* [Record excerpts]:
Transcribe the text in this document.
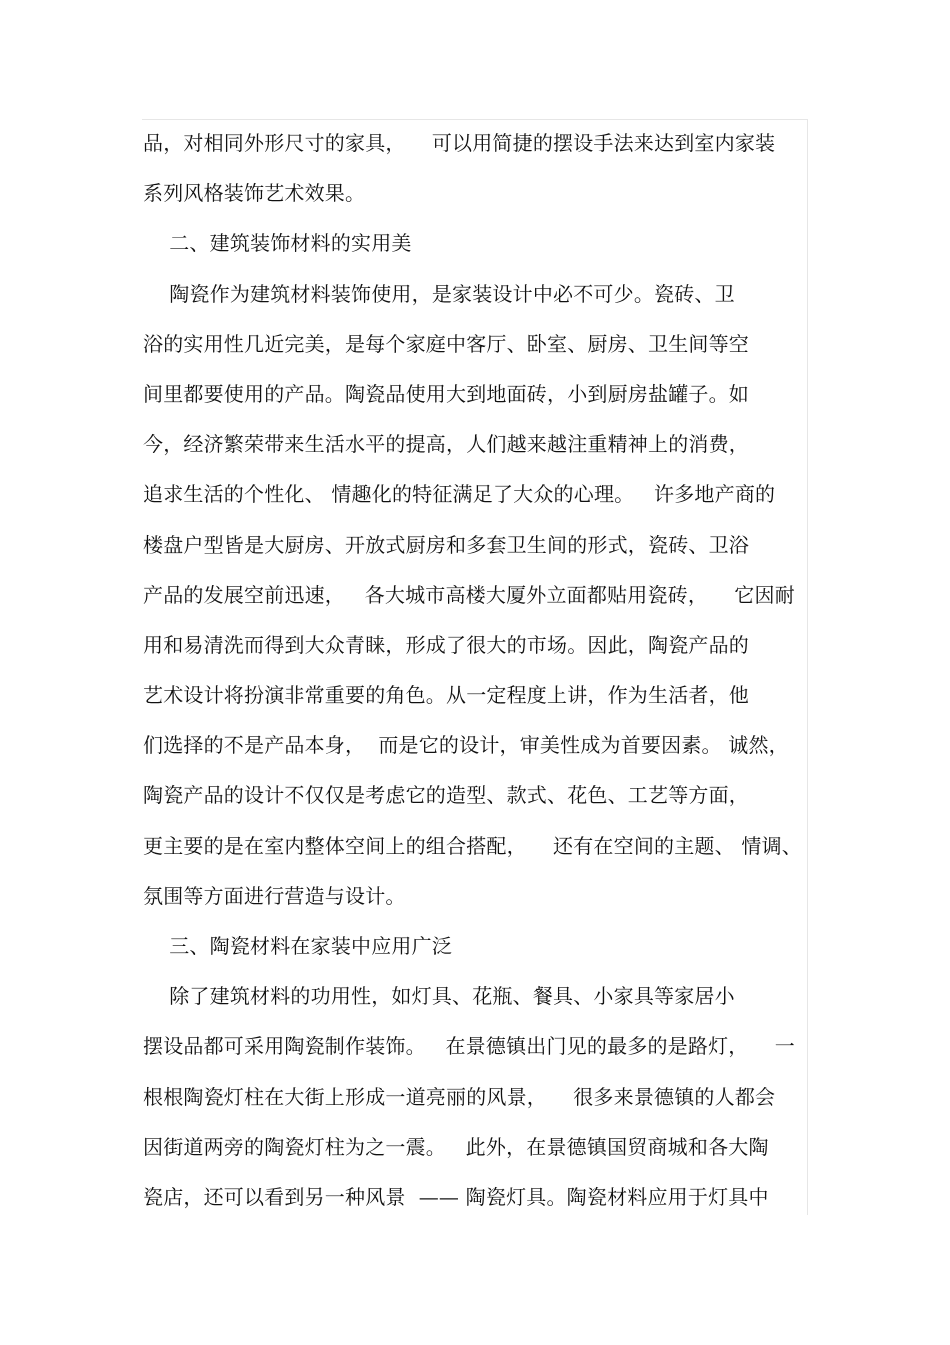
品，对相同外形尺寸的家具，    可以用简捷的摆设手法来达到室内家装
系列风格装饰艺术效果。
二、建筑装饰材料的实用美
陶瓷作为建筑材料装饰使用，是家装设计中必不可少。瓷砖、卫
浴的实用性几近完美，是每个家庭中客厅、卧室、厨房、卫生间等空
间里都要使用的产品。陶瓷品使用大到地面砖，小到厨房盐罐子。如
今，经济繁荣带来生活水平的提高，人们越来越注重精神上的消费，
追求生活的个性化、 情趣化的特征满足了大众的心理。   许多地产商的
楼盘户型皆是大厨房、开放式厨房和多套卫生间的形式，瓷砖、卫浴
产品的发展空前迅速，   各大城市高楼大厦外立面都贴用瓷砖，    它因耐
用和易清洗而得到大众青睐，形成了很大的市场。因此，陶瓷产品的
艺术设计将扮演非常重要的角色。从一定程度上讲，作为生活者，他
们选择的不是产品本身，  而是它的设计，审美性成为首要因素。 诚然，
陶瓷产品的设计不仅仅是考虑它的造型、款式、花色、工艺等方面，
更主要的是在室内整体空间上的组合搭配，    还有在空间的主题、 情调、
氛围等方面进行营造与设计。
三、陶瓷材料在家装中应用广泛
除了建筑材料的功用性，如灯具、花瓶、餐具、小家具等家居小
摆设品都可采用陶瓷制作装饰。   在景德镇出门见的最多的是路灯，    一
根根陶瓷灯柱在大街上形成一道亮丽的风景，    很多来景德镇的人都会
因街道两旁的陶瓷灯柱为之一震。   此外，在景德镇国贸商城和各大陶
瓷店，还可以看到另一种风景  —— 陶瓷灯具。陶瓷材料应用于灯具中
---
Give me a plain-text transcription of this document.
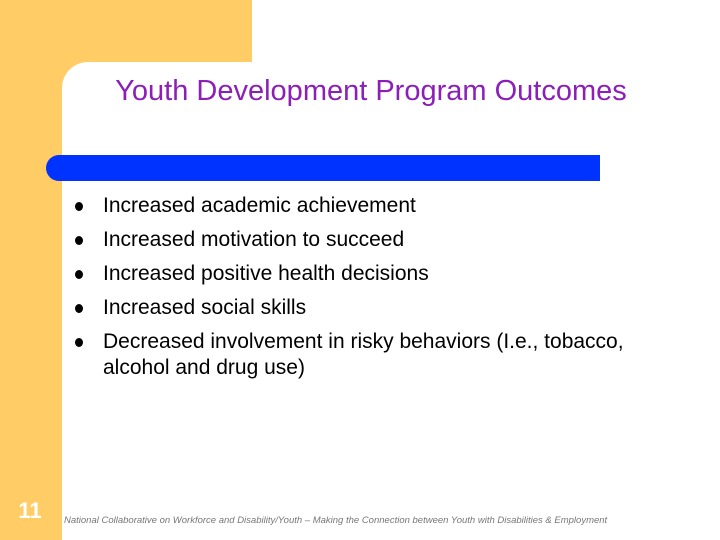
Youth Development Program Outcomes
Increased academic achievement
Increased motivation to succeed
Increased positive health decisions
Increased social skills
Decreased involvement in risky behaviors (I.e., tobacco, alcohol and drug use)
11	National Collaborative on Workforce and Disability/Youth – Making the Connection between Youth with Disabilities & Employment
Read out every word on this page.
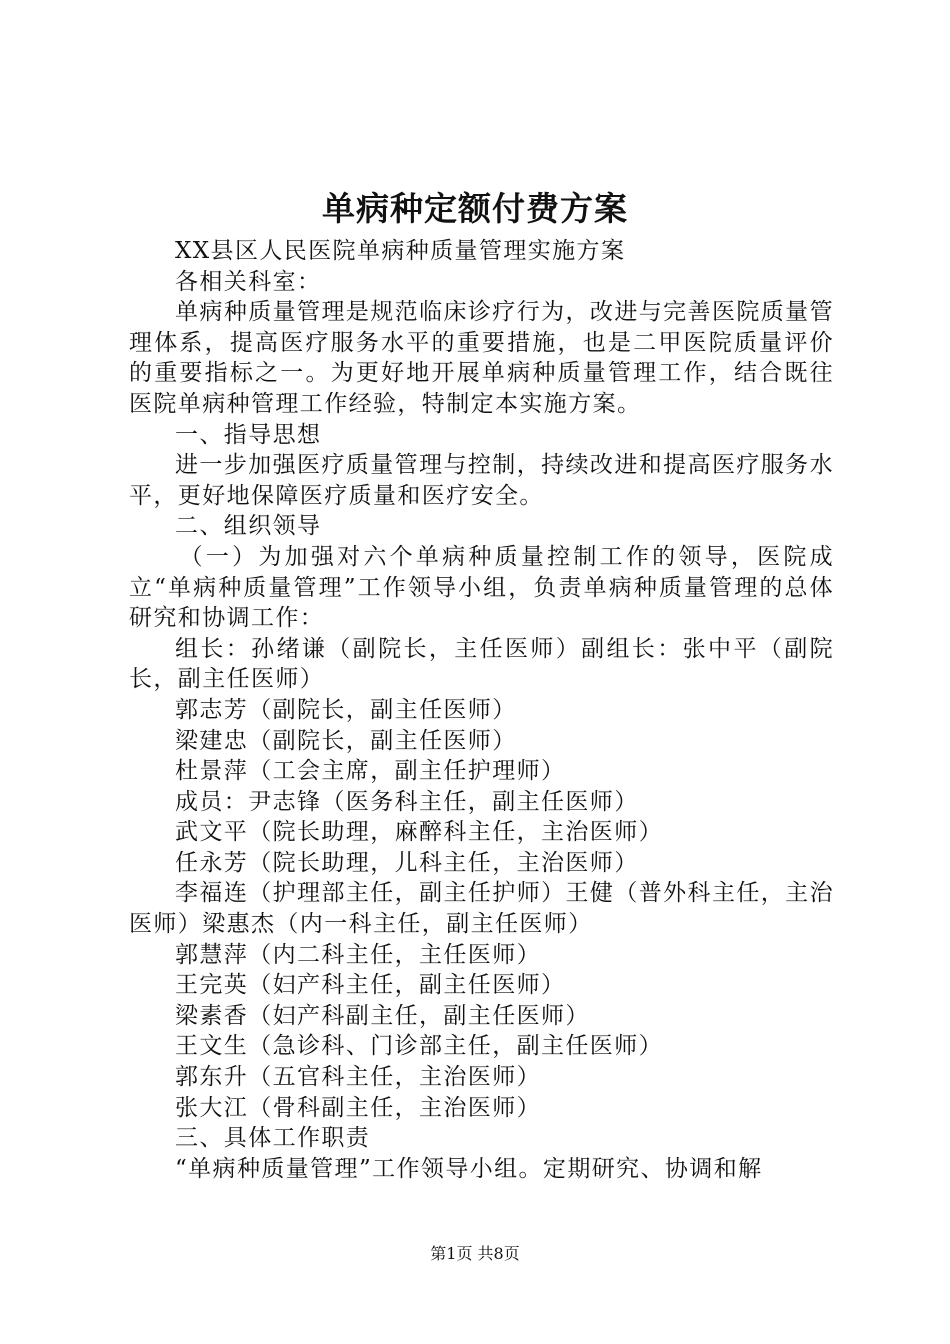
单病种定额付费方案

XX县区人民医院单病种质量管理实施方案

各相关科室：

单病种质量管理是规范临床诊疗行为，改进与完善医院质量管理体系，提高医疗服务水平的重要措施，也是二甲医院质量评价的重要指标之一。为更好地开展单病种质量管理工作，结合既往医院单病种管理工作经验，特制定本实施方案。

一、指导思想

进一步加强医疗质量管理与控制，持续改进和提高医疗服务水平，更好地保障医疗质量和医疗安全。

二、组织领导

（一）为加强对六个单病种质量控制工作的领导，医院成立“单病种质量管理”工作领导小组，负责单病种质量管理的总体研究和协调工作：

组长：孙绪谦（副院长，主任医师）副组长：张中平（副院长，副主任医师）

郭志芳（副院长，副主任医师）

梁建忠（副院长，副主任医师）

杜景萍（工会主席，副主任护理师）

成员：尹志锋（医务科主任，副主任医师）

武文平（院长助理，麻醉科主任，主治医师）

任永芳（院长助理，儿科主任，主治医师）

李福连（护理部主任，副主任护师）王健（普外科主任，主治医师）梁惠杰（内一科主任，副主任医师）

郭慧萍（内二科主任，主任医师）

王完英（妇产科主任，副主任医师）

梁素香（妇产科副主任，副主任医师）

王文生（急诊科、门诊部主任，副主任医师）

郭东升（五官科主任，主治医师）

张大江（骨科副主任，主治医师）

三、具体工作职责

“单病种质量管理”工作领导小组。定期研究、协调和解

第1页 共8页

* [To do]: Find the lines above that include the string "document" and copy them.

* [Answer to the problem]:
Transcribe the text in this document.
Give me a plain-text transcription of this document.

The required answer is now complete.